Task requirements: Retype each line exactly. Skip images.

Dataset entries
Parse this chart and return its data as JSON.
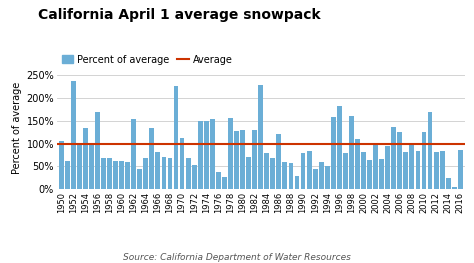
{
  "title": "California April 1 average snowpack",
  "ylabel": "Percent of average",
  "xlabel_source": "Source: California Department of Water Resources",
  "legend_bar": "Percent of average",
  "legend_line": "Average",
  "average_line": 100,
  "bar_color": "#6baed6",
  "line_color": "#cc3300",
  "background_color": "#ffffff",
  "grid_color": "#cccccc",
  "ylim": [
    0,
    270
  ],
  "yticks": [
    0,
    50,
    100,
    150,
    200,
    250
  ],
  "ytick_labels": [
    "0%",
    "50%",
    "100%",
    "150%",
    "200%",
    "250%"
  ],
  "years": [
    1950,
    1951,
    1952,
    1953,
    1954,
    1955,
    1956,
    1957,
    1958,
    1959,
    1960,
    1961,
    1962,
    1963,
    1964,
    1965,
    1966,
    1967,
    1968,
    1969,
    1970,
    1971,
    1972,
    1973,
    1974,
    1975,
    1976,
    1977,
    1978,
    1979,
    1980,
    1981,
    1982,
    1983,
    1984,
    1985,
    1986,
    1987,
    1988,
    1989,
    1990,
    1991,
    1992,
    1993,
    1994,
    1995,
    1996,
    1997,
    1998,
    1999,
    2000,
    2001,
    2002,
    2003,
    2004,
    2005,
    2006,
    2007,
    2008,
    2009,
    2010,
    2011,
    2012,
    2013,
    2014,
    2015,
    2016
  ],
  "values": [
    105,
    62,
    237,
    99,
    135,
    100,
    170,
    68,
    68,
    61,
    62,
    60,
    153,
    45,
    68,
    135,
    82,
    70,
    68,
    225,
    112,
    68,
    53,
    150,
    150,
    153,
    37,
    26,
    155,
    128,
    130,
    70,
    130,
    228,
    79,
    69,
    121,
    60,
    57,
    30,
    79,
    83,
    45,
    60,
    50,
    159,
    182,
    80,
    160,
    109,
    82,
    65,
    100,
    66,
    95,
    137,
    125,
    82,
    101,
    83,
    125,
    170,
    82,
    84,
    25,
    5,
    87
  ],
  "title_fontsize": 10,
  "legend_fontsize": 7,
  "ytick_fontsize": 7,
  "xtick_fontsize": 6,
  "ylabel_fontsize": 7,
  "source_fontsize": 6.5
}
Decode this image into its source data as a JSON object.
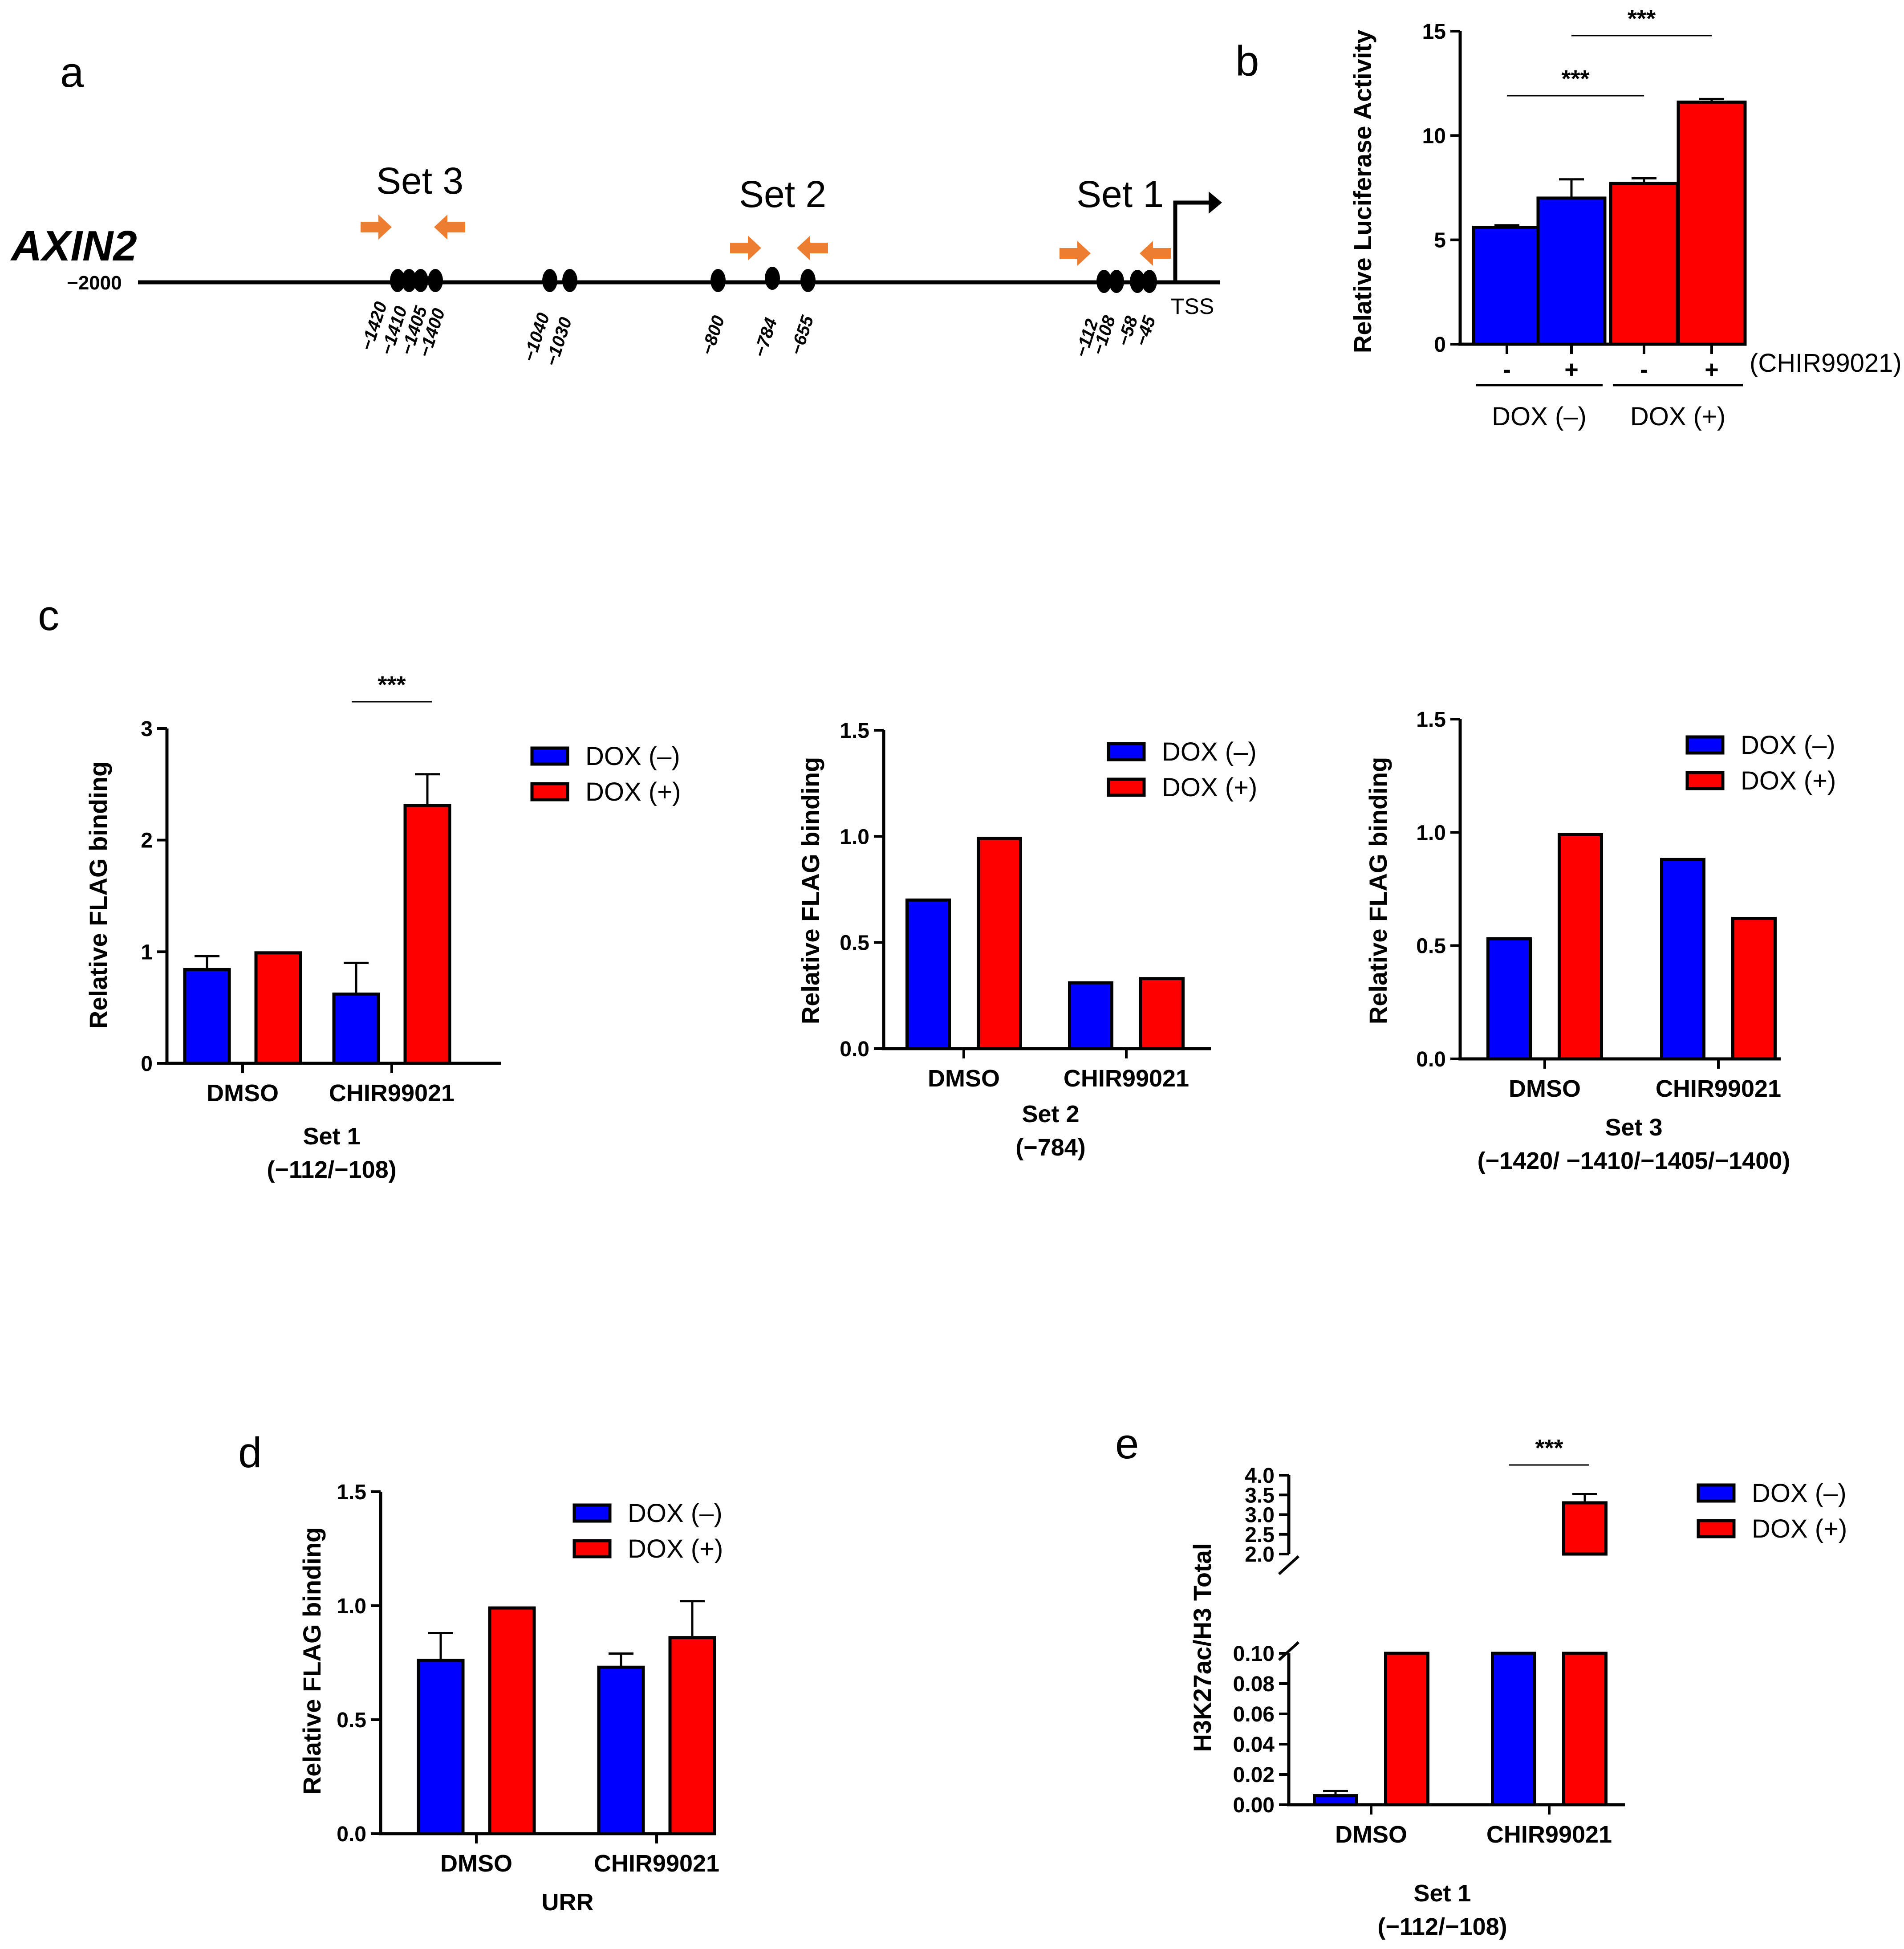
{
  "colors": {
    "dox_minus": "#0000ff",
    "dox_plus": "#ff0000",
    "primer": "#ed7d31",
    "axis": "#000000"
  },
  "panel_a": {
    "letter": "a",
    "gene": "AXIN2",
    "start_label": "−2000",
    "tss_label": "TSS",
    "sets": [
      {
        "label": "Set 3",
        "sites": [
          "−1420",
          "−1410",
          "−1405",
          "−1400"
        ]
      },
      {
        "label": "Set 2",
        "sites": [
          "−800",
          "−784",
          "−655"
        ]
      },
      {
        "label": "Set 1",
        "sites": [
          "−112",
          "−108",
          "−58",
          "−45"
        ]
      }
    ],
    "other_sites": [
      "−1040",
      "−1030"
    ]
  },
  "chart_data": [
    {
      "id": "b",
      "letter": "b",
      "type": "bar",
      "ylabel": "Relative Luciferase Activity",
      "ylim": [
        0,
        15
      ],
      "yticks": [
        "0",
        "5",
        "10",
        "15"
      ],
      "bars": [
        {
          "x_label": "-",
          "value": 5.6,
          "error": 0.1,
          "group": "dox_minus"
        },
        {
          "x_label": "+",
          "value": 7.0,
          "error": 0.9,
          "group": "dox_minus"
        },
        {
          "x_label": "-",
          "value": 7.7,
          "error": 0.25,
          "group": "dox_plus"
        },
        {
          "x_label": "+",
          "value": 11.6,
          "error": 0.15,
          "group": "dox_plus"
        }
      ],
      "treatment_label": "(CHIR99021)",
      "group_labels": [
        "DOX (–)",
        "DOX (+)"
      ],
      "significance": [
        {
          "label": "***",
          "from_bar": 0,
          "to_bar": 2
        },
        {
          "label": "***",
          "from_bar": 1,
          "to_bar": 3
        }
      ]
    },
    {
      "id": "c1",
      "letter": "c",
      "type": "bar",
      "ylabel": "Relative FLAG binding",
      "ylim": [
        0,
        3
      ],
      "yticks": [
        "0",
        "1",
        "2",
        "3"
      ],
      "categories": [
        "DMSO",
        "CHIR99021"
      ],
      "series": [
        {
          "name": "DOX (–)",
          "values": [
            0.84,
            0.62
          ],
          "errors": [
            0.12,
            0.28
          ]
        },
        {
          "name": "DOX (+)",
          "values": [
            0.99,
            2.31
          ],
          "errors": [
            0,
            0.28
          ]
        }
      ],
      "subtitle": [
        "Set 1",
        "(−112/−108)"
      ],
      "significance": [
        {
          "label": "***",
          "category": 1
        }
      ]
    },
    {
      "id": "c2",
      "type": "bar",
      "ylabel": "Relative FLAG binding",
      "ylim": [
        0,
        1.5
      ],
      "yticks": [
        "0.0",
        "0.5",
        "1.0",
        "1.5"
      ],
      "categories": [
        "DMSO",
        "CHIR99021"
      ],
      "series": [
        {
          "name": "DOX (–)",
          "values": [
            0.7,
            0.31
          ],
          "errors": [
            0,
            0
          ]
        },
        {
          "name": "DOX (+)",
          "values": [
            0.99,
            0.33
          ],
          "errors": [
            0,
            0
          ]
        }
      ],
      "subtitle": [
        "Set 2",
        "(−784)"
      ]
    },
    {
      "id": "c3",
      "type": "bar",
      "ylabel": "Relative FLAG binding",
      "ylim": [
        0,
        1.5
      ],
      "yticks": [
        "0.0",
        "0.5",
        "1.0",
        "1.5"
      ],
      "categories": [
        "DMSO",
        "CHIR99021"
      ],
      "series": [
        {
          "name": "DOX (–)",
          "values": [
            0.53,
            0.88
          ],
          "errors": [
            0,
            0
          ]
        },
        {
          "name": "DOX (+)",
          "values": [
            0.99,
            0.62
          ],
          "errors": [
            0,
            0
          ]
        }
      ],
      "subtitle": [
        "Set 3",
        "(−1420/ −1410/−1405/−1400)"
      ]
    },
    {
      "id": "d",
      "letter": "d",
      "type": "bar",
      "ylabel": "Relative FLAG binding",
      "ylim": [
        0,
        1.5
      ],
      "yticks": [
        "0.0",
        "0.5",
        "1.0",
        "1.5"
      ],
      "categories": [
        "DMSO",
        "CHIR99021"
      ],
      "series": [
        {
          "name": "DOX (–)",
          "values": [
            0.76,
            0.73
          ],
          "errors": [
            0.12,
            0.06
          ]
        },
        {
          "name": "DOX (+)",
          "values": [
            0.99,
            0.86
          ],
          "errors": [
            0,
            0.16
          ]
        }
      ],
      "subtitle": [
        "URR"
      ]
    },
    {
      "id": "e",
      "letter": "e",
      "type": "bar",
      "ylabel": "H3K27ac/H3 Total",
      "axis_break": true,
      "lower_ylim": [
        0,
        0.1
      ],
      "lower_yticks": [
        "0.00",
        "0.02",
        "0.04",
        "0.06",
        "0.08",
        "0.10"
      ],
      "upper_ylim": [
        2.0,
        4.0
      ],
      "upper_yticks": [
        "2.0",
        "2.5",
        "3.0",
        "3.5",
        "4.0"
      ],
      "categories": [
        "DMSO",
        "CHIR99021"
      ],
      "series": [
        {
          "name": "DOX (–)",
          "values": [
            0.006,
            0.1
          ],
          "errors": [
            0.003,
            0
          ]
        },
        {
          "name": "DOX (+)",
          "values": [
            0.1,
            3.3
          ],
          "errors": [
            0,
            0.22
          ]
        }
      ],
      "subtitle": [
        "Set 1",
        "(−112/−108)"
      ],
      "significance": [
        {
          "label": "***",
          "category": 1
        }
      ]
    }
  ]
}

Written solution:
Parse this chart and return its data as JSON.
{
  "title": "California April 1 average snowpack",
  "ylabel": "Percent of average",
  "xlabel_source": "Source: California Department of Water Resources",
  "legend_bar": "Percent of average",
  "legend_line": "Average",
  "average_line": 100,
  "bar_color": "#6baed6",
  "line_color": "#cc3300",
  "background_color": "#ffffff",
  "grid_color": "#cccccc",
  "ylim": [
    0,
    270
  ],
  "yticks": [
    0,
    50,
    100,
    150,
    200,
    250
  ],
  "ytick_labels": [
    "0%",
    "50%",
    "100%",
    "150%",
    "200%",
    "250%"
  ],
  "years": [
    1950,
    1951,
    1952,
    1953,
    1954,
    1955,
    1956,
    1957,
    1958,
    1959,
    1960,
    1961,
    1962,
    1963,
    1964,
    1965,
    1966,
    1967,
    1968,
    1969,
    1970,
    1971,
    1972,
    1973,
    1974,
    1975,
    1976,
    1977,
    1978,
    1979,
    1980,
    1981,
    1982,
    1983,
    1984,
    1985,
    1986,
    1987,
    1988,
    1989,
    1990,
    1991,
    1992,
    1993,
    1994,
    1995,
    1996,
    1997,
    1998,
    1999,
    2000,
    2001,
    2002,
    2003,
    2004,
    2005,
    2006,
    2007,
    2008,
    2009,
    2010,
    2011,
    2012,
    2013,
    2014,
    2015,
    2016
  ],
  "values": [
    105,
    62,
    237,
    99,
    135,
    100,
    170,
    68,
    68,
    61,
    62,
    60,
    153,
    45,
    68,
    135,
    82,
    70,
    68,
    225,
    112,
    68,
    53,
    150,
    150,
    153,
    37,
    26,
    155,
    128,
    130,
    70,
    130,
    228,
    79,
    69,
    121,
    60,
    57,
    30,
    79,
    83,
    45,
    60,
    50,
    159,
    182,
    80,
    160,
    109,
    82,
    65,
    100,
    66,
    95,
    137,
    125,
    82,
    101,
    83,
    125,
    170,
    82,
    84,
    25,
    5,
    87
  ],
  "title_fontsize": 10,
  "legend_fontsize": 7,
  "ytick_fontsize": 7,
  "xtick_fontsize": 6,
  "ylabel_fontsize": 7,
  "source_fontsize": 6.5
}
Decode this image into its source data as a JSON object.
{
  "colors": {
    "dox_minus": "#0000ff",
    "dox_plus": "#ff0000",
    "primer": "#ed7d31",
    "axis": "#000000"
  },
  "panel_a": {
    "letter": "a",
    "gene": "AXIN2",
    "start_label": "−2000",
    "tss_label": "TSS",
    "sets": [
      {
        "label": "Set 3",
        "sites": [
          "−1420",
          "−1410",
          "−1405",
          "−1400"
        ]
      },
      {
        "label": "Set 2",
        "sites": [
          "−800",
          "−784",
          "−655"
        ]
      },
      {
        "label": "Set 1",
        "sites": [
          "−112",
          "−108",
          "−58",
          "−45"
        ]
      }
    ],
    "other_sites": [
      "−1040",
      "−1030"
    ]
  },
  "chart_data": [
    {
      "id": "b",
      "letter": "b",
      "type": "bar",
      "ylabel": "Relative Luciferase Activity",
      "ylim": [
        0,
        15
      ],
      "yticks": [
        "0",
        "5",
        "10",
        "15"
      ],
      "bars": [
        {
          "x_label": "-",
          "value": 5.6,
          "error": 0.1,
          "group": "dox_minus"
        },
        {
          "x_label": "+",
          "value": 7.0,
          "error": 0.9,
          "group": "dox_minus"
        },
        {
          "x_label": "-",
          "value": 7.7,
          "error": 0.25,
          "group": "dox_plus"
        },
        {
          "x_label": "+",
          "value": 11.6,
          "error": 0.15,
          "group": "dox_plus"
        }
      ],
      "treatment_label": "(CHIR99021)",
      "group_labels": [
        "DOX (–)",
        "DOX (+)"
      ],
      "significance": [
        {
          "label": "***",
          "from_bar": 0,
          "to_bar": 2
        },
        {
          "label": "***",
          "from_bar": 1,
          "to_bar": 3
        }
      ]
    },
    {
      "id": "c1",
      "letter": "c",
      "type": "bar",
      "ylabel": "Relative FLAG binding",
      "ylim": [
        0,
        3
      ],
      "yticks": [
        "0",
        "1",
        "2",
        "3"
      ],
      "categories": [
        "DMSO",
        "CHIR99021"
      ],
      "series": [
        {
          "name": "DOX (–)",
          "values": [
            0.84,
            0.62
          ],
          "errors": [
            0.12,
            0.28
          ]
        },
        {
          "name": "DOX (+)",
          "values": [
            0.99,
            2.31
          ],
          "errors": [
            0,
            0.28
          ]
        }
      ],
      "subtitle": [
        "Set 1",
        "(−112/−108)"
      ],
      "significance": [
        {
          "label": "***",
          "category": 1
        }
      ]
    },
    {
      "id": "c2",
      "type": "bar",
      "ylabel": "Relative FLAG binding",
      "ylim": [
        0,
        1.5
      ],
      "yticks": [
        "0.0",
        "0.5",
        "1.0",
        "1.5"
      ],
      "categories": [
        "DMSO",
        "CHIR99021"
      ],
      "series": [
        {
          "name": "DOX (–)",
          "values": [
            0.7,
            0.31
          ],
          "errors": [
            0,
            0
          ]
        },
        {
          "name": "DOX (+)",
          "values": [
            0.99,
            0.33
          ],
          "errors": [
            0,
            0
          ]
        }
      ],
      "subtitle": [
        "Set 2",
        "(−784)"
      ]
    },
    {
      "id": "c3",
      "type": "bar",
      "ylabel": "Relative FLAG binding",
      "ylim": [
        0,
        1.5
      ],
      "yticks": [
        "0.0",
        "0.5",
        "1.0",
        "1.5"
      ],
      "categories": [
        "DMSO",
        "CHIR99021"
      ],
      "series": [
        {
          "name": "DOX (–)",
          "values": [
            0.53,
            0.88
          ],
          "errors": [
            0,
            0
          ]
        },
        {
          "name": "DOX (+)",
          "values": [
            0.99,
            0.62
          ],
          "errors": [
            0,
            0
          ]
        }
      ],
      "subtitle": [
        "Set 3",
        "(−1420/ −1410/−1405/−1400)"
      ]
    },
    {
      "id": "d",
      "letter": "d",
      "type": "bar",
      "ylabel": "Relative FLAG binding",
      "ylim": [
        0,
        1.5
      ],
      "yticks": [
        "0.0",
        "0.5",
        "1.0",
        "1.5"
      ],
      "categories": [
        "DMSO",
        "CHIR99021"
      ],
      "series": [
        {
          "name": "DOX (–)",
          "values": [
            0.76,
            0.73
          ],
          "errors": [
            0.12,
            0.06
          ]
        },
        {
          "name": "DOX (+)",
          "values": [
            0.99,
            0.86
          ],
          "errors": [
            0,
            0.16
          ]
        }
      ],
      "subtitle": [
        "URR"
      ]
    },
    {
      "id": "e",
      "letter": "e",
      "type": "bar",
      "ylabel": "H3K27ac/H3 Total",
      "axis_break": true,
      "lower_ylim": [
        0,
        0.1
      ],
      "lower_yticks": [
        "0.00",
        "0.02",
        "0.04",
        "0.06",
        "0.08",
        "0.10"
      ],
      "upper_ylim": [
        2.0,
        4.0
      ],
      "upper_yticks": [
        "2.0",
        "2.5",
        "3.0",
        "3.5",
        "4.0"
      ],
      "categories": [
        "DMSO",
        "CHIR99021"
      ],
      "series": [
        {
          "name": "DOX (–)",
          "values": [
            0.006,
            0.1
          ],
          "errors": [
            0.003,
            0
          ]
        },
        {
          "name": "DOX (+)",
          "values": [
            0.1,
            3.3
          ],
          "errors": [
            0,
            0.22
          ]
        }
      ],
      "subtitle": [
        "Set 1",
        "(−112/−108)"
      ],
      "significance": [
        {
          "label": "***",
          "category": 1
        }
      ]
    }
  ]
}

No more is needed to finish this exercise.